======== Dataset ========
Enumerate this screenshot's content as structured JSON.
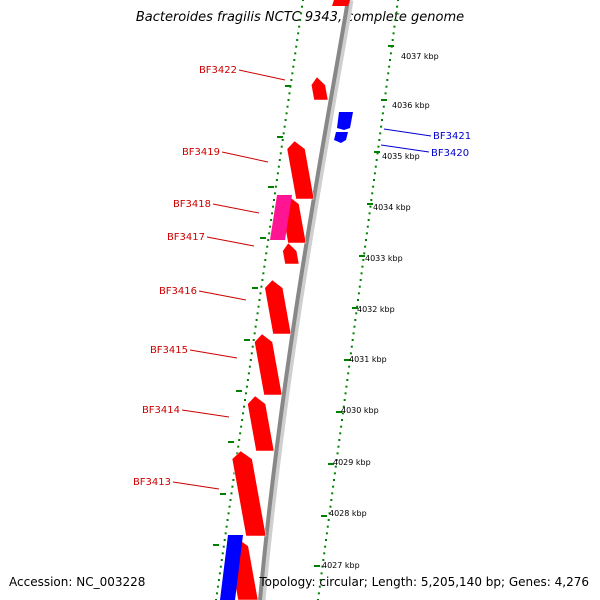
{
  "title": "Bacteroides fragilis NCTC 9343, complete genome",
  "footer": {
    "accession": "Accession: NC_003228",
    "topology": "Topology: circular; Length: 5,205,140 bp; Genes: 4,276"
  },
  "colors": {
    "forward_gene": "#ff0000",
    "reverse_gene": "#0000ff",
    "highlight_gene": "#ff1493",
    "backbone": "#888888",
    "tick_ring": "#008000",
    "left_label": "#cc0000",
    "right_label": "#0000cc"
  },
  "kbp_labels": [
    "4037 kbp",
    "4036 kbp",
    "4035 kbp",
    "4034 kbp",
    "4033 kbp",
    "4032 kbp",
    "4031 kbp",
    "4030 kbp",
    "4029 kbp",
    "4028 kbp",
    "4027 kbp"
  ],
  "gene_labels_left": [
    "BF3422",
    "BF3419",
    "BF3418",
    "BF3417",
    "BF3416",
    "BF3415",
    "BF3414",
    "BF3413"
  ],
  "gene_labels_right": [
    "BF3421",
    "BF3420"
  ]
}
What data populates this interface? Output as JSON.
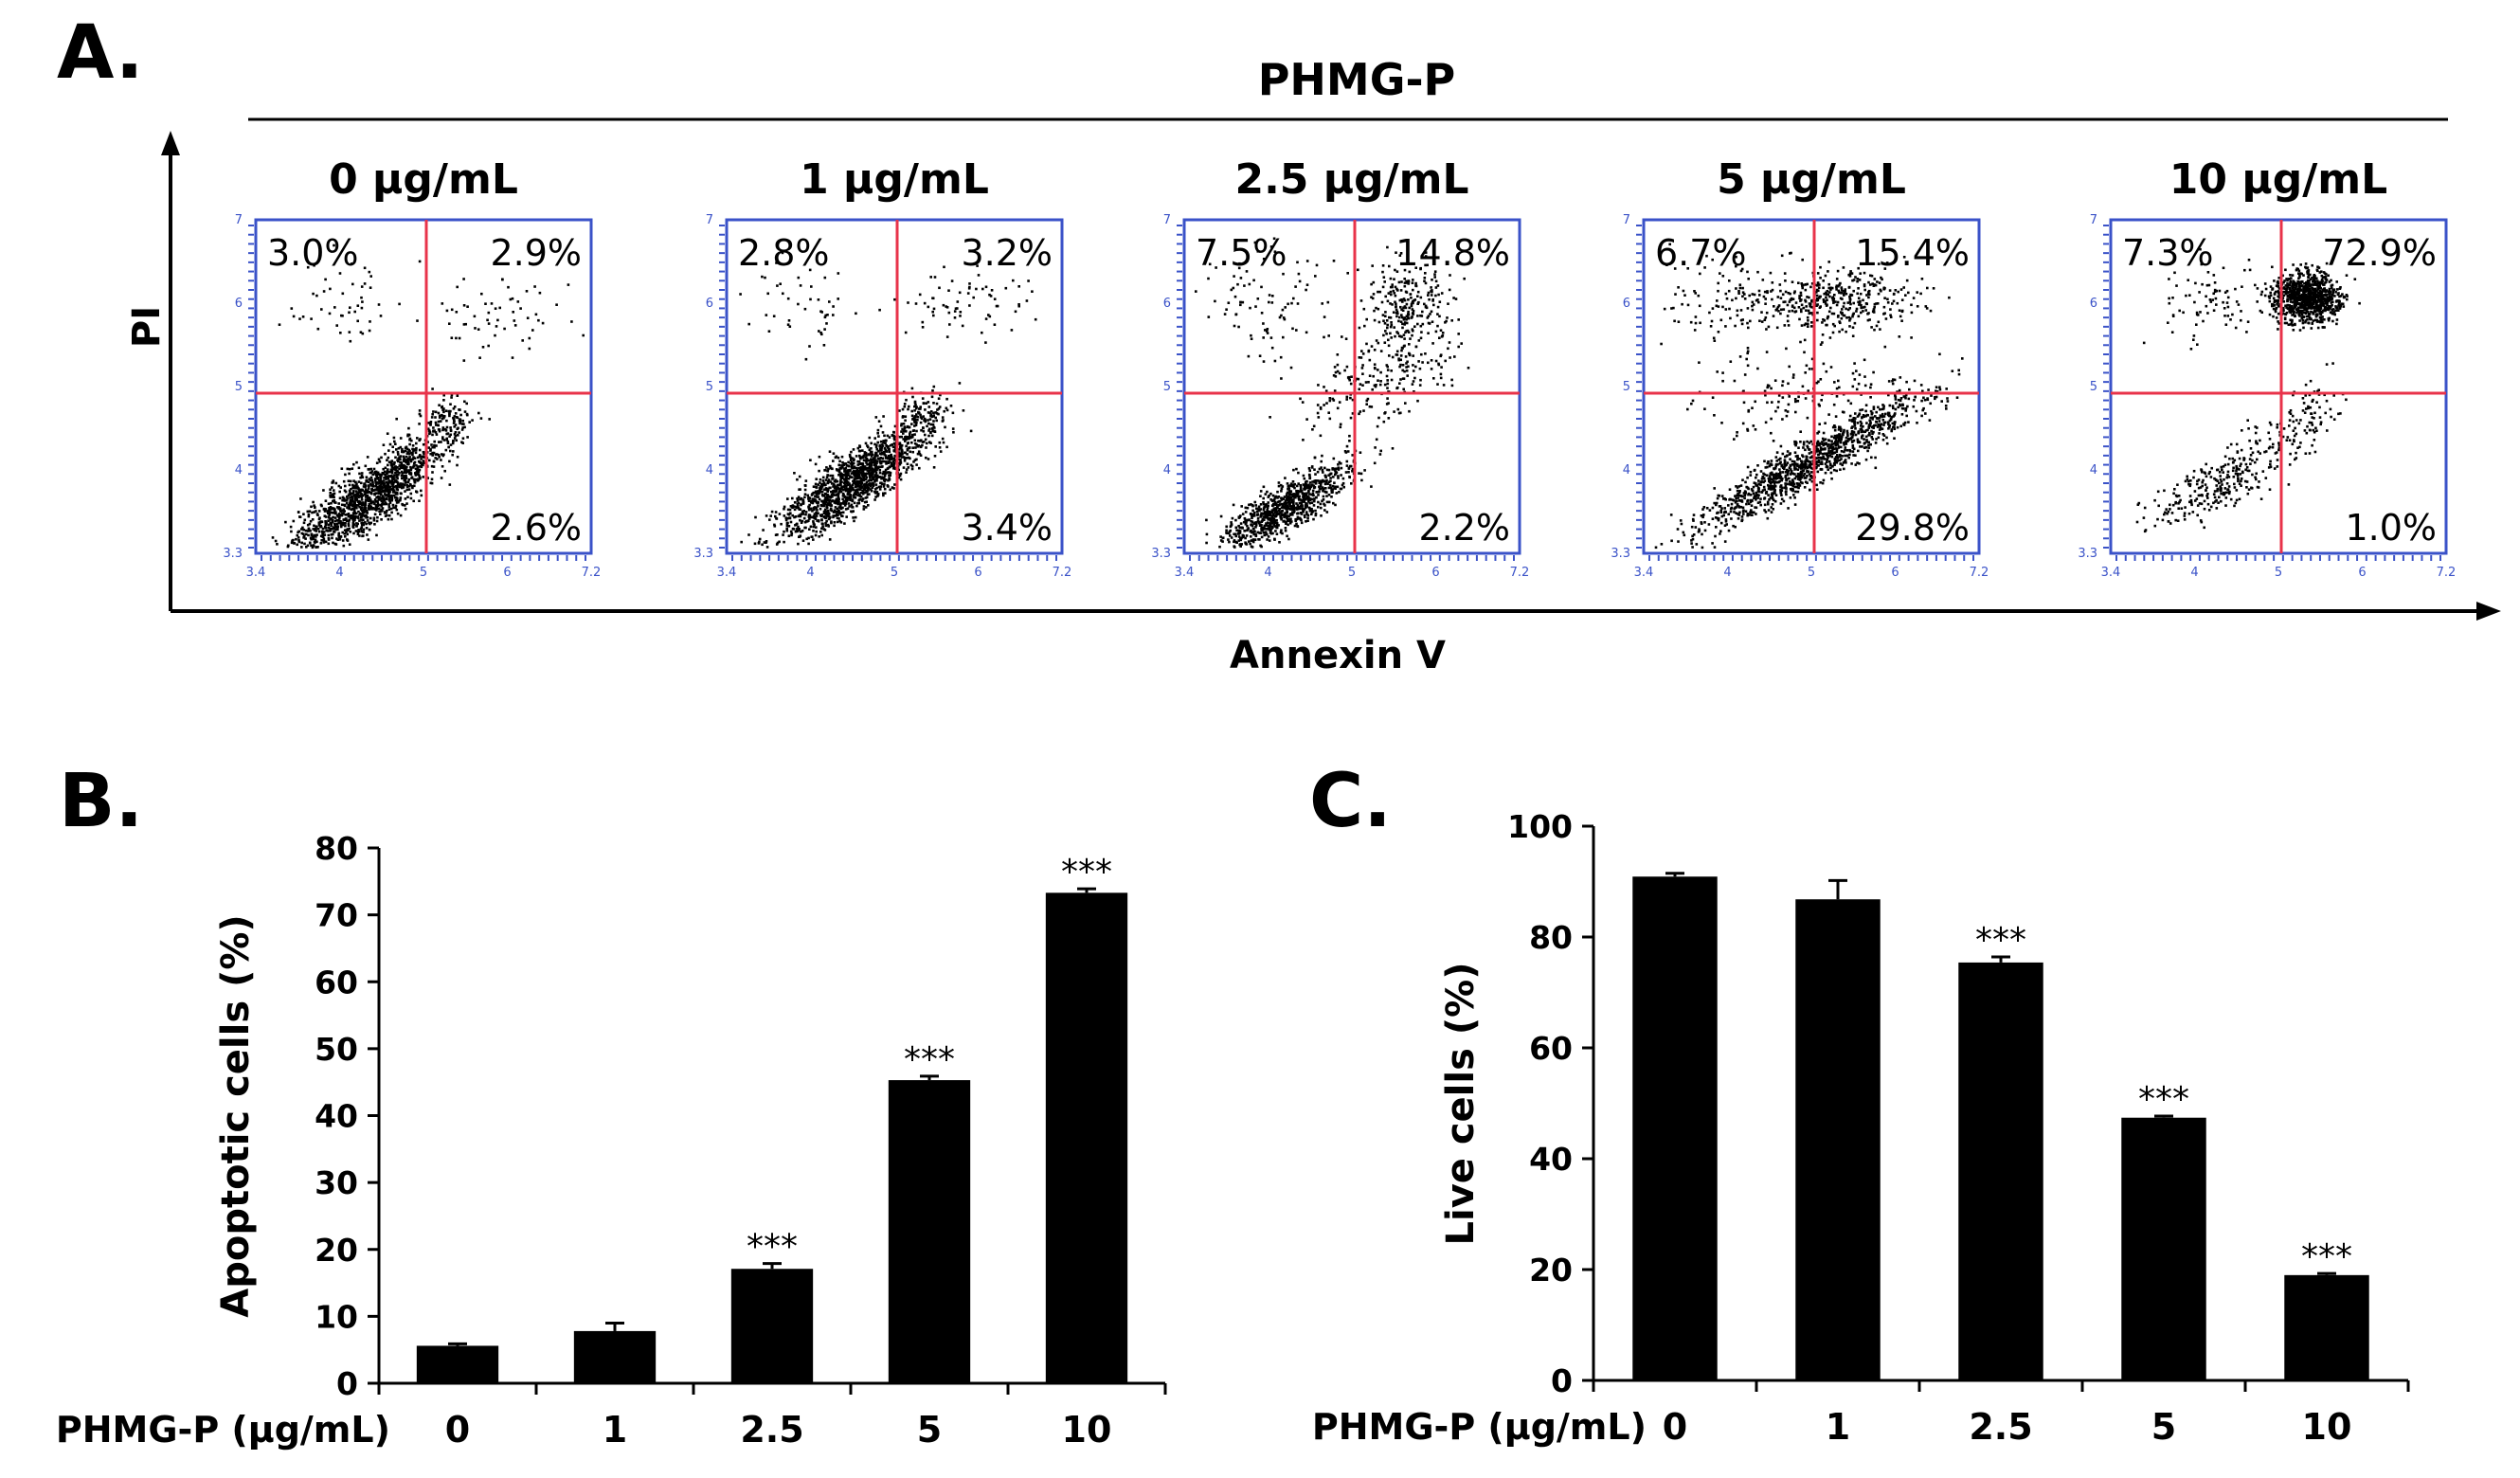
{
  "panel_a": {
    "label": "A.",
    "treatment": "PHMG-P",
    "y_axis_label": "PI",
    "x_axis_label": "Annexin V",
    "plot_tick_labels": {
      "x": [
        "3.4",
        "4",
        "5",
        "6",
        "7.2"
      ],
      "y": [
        "3.3",
        "4",
        "5",
        "6",
        "7"
      ]
    },
    "plots": [
      {
        "conc": "0 μg/mL",
        "ul": "3.0%",
        "ur": "2.9%",
        "lr": "2.6%"
      },
      {
        "conc": "1 μg/mL",
        "ul": "2.8%",
        "ur": "3.2%",
        "lr": "3.4%"
      },
      {
        "conc": "2.5 μg/mL",
        "ul": "7.5%",
        "ur": "14.8%",
        "lr": "2.2%"
      },
      {
        "conc": "5 μg/mL",
        "ul": "6.7%",
        "ur": "15.4%",
        "lr": "29.8%"
      },
      {
        "conc": "10 μg/mL",
        "ul": "7.3%",
        "ur": "72.9%",
        "lr": "1.0%"
      }
    ]
  },
  "colors": {
    "quadrant_line": "#e8334a",
    "plot_border": "#3a52c8",
    "bar": "#000000",
    "dots": "#000000"
  },
  "chart_data": [
    {
      "type": "bar",
      "panel_label": "B.",
      "xlabel": "PHMG-P (μg/mL)",
      "ylabel": "Apoptotic cells (%)",
      "categories": [
        "0",
        "1",
        "2.5",
        "5",
        "10"
      ],
      "values": [
        5.6,
        7.8,
        17.1,
        45.3,
        73.3
      ],
      "errors": [
        0.3,
        1.2,
        0.8,
        0.6,
        0.6
      ],
      "significance": [
        "",
        "",
        "***",
        "***",
        "***"
      ],
      "ylim": [
        0,
        80
      ],
      "yticks": [
        0,
        10,
        20,
        30,
        40,
        50,
        60,
        70,
        80
      ]
    },
    {
      "type": "bar",
      "panel_label": "C.",
      "xlabel": "PHMG-P (μg/mL)",
      "ylabel": "Live cells (%)",
      "categories": [
        "0",
        "1",
        "2.5",
        "5",
        "10"
      ],
      "values": [
        90.9,
        86.8,
        75.4,
        47.4,
        19.0
      ],
      "errors": [
        0.6,
        3.4,
        1.0,
        0.3,
        0.3
      ],
      "significance": [
        "",
        "",
        "***",
        "***",
        "***"
      ],
      "ylim": [
        0,
        100
      ],
      "yticks": [
        0,
        20,
        40,
        60,
        80,
        100
      ]
    }
  ]
}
========
#### What you have to do:
Return every line of the data above exactly, and omit all pictures.

#### Solution to the problem:
Enumerate this screenshot's content as structured JSON.
{
  "title": "Bacteroides fragilis NCTC 9343, complete genome",
  "footer": {
    "accession": "Accession: NC_003228",
    "topology": "Topology: circular; Length: 5,205,140 bp; Genes: 4,276"
  },
  "colors": {
    "forward_gene": "#ff0000",
    "reverse_gene": "#0000ff",
    "highlight_gene": "#ff1493",
    "backbone": "#888888",
    "tick_ring": "#008000",
    "left_label": "#cc0000",
    "right_label": "#0000cc"
  },
  "kbp_labels": [
    "4037 kbp",
    "4036 kbp",
    "4035 kbp",
    "4034 kbp",
    "4033 kbp",
    "4032 kbp",
    "4031 kbp",
    "4030 kbp",
    "4029 kbp",
    "4028 kbp",
    "4027 kbp"
  ],
  "gene_labels_left": [
    "BF3422",
    "BF3419",
    "BF3418",
    "BF3417",
    "BF3416",
    "BF3415",
    "BF3414",
    "BF3413"
  ],
  "gene_labels_right": [
    "BF3421",
    "BF3420"
  ]
}
What data populates this interface? Output as JSON.
{
  "panel_a": {
    "label": "A.",
    "treatment": "PHMG-P",
    "y_axis_label": "PI",
    "x_axis_label": "Annexin V",
    "plot_tick_labels": {
      "x": [
        "3.4",
        "4",
        "5",
        "6",
        "7.2"
      ],
      "y": [
        "3.3",
        "4",
        "5",
        "6",
        "7"
      ]
    },
    "plots": [
      {
        "conc": "0 μg/mL",
        "ul": "3.0%",
        "ur": "2.9%",
        "lr": "2.6%"
      },
      {
        "conc": "1 μg/mL",
        "ul": "2.8%",
        "ur": "3.2%",
        "lr": "3.4%"
      },
      {
        "conc": "2.5 μg/mL",
        "ul": "7.5%",
        "ur": "14.8%",
        "lr": "2.2%"
      },
      {
        "conc": "5 μg/mL",
        "ul": "6.7%",
        "ur": "15.4%",
        "lr": "29.8%"
      },
      {
        "conc": "10 μg/mL",
        "ul": "7.3%",
        "ur": "72.9%",
        "lr": "1.0%"
      }
    ]
  },
  "colors": {
    "quadrant_line": "#e8334a",
    "plot_border": "#3a52c8",
    "bar": "#000000",
    "dots": "#000000"
  },
  "chart_data": [
    {
      "type": "bar",
      "panel_label": "B.",
      "xlabel": "PHMG-P (μg/mL)",
      "ylabel": "Apoptotic cells (%)",
      "categories": [
        "0",
        "1",
        "2.5",
        "5",
        "10"
      ],
      "values": [
        5.6,
        7.8,
        17.1,
        45.3,
        73.3
      ],
      "errors": [
        0.3,
        1.2,
        0.8,
        0.6,
        0.6
      ],
      "significance": [
        "",
        "",
        "***",
        "***",
        "***"
      ],
      "ylim": [
        0,
        80
      ],
      "yticks": [
        0,
        10,
        20,
        30,
        40,
        50,
        60,
        70,
        80
      ]
    },
    {
      "type": "bar",
      "panel_label": "C.",
      "xlabel": "PHMG-P (μg/mL)",
      "ylabel": "Live cells (%)",
      "categories": [
        "0",
        "1",
        "2.5",
        "5",
        "10"
      ],
      "values": [
        90.9,
        86.8,
        75.4,
        47.4,
        19.0
      ],
      "errors": [
        0.6,
        3.4,
        1.0,
        0.3,
        0.3
      ],
      "significance": [
        "",
        "",
        "***",
        "***",
        "***"
      ],
      "ylim": [
        0,
        100
      ],
      "yticks": [
        0,
        20,
        40,
        60,
        80,
        100
      ]
    }
  ]
}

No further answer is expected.